■ Aim: Lines holding the string "является" are the ones to copy; find them all in the data.

START

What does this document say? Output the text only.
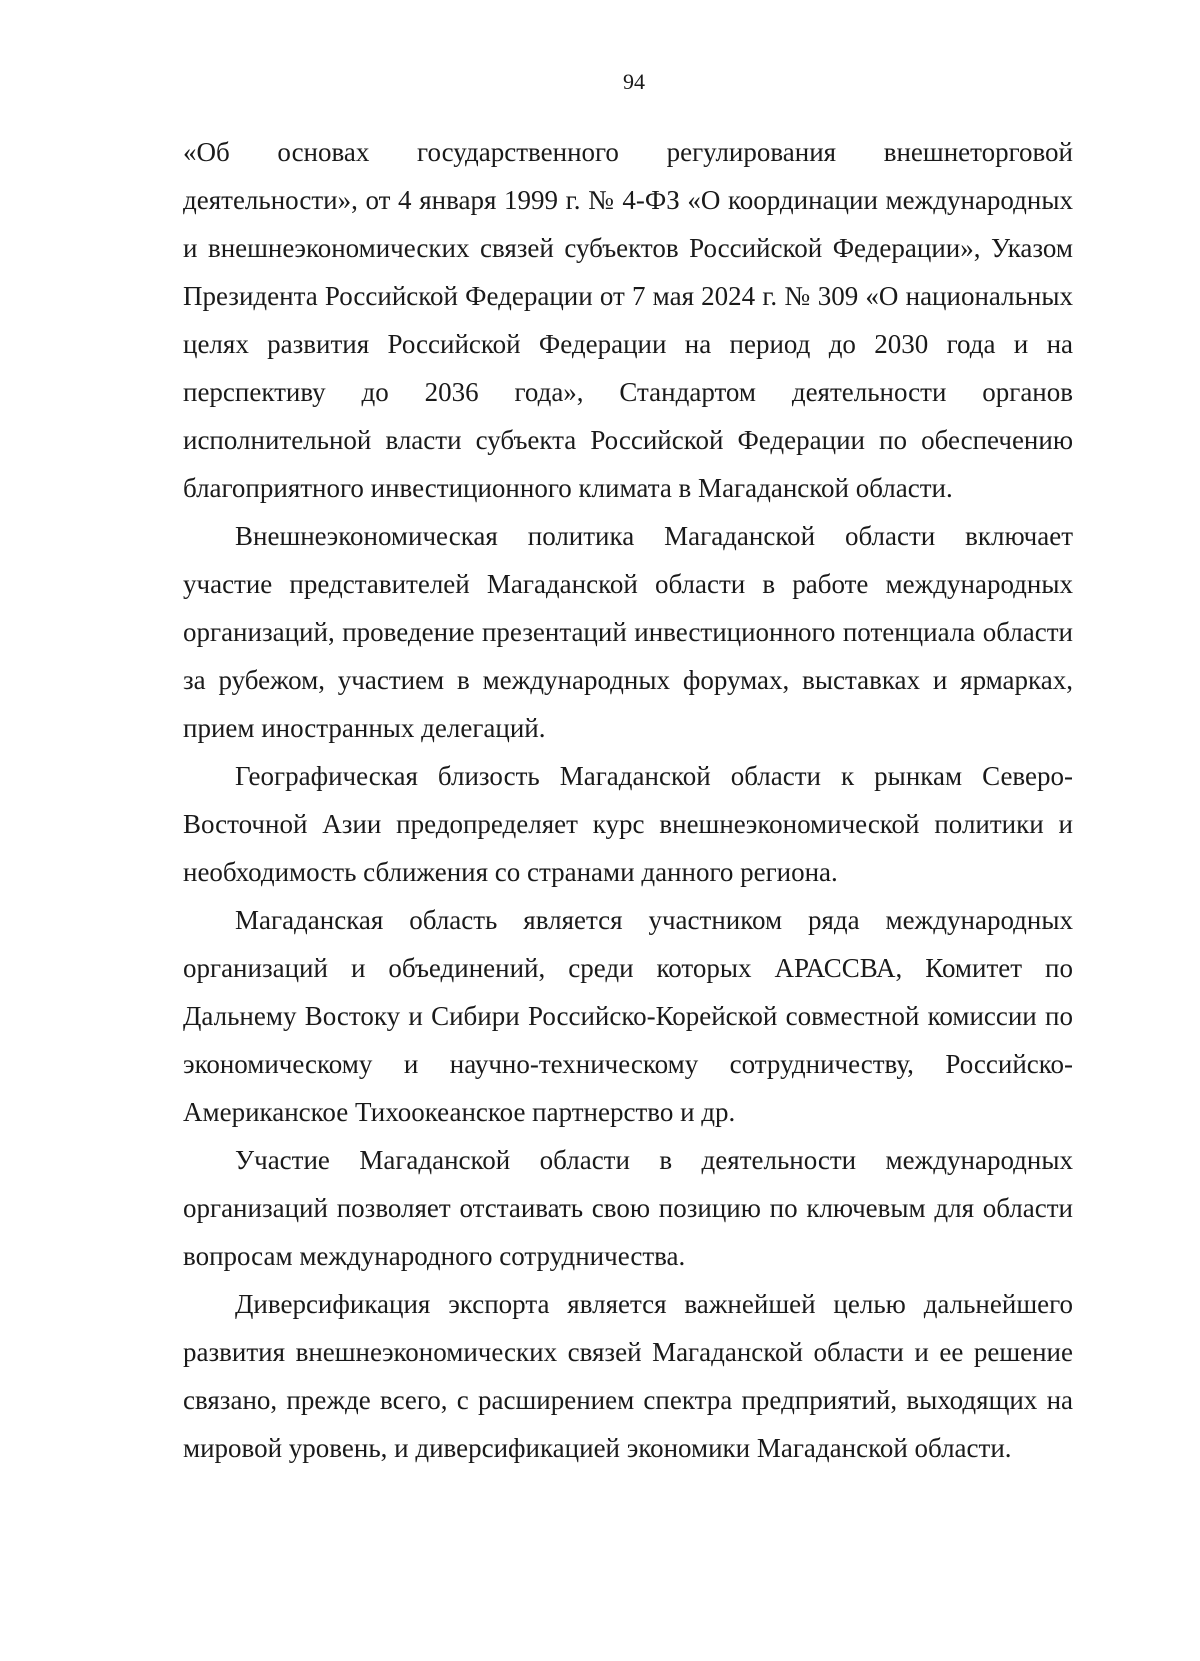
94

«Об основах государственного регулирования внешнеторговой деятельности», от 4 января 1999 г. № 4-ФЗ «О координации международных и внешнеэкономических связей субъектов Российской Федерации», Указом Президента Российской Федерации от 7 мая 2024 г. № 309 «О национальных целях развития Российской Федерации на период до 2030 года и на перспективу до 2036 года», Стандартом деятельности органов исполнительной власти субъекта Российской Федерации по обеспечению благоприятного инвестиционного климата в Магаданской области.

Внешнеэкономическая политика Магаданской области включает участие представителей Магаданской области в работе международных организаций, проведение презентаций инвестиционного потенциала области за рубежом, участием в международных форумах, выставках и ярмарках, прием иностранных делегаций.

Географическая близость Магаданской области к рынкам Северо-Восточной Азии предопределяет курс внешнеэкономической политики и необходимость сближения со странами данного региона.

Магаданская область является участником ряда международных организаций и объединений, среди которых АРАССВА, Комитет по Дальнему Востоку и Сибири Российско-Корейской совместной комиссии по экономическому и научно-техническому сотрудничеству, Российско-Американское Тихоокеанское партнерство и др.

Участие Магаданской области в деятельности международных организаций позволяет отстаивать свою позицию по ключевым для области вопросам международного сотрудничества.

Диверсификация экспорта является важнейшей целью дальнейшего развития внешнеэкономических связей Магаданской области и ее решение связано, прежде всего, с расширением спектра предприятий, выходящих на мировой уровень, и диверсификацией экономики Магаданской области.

END

■ Finished task:
Магаданская область является участником ряда международных организаций и объединений, среди которых АРАССВА, Комитет по Дальнему Востоку и Сибири Российско-Корейской совместной комиссии по экономическому и научно-техническому сотрудничеству, Российско-Американское Тихоокеанское партнерство и др.
Диверсификация экспорта является важнейшей целью дальнейшего развития внешнеэкономических связей Магаданской области и ее решение связано, прежде всего, с расширением спектра предприятий, выходящих на мировой уровень, и диверсификацией экономики Магаданской области.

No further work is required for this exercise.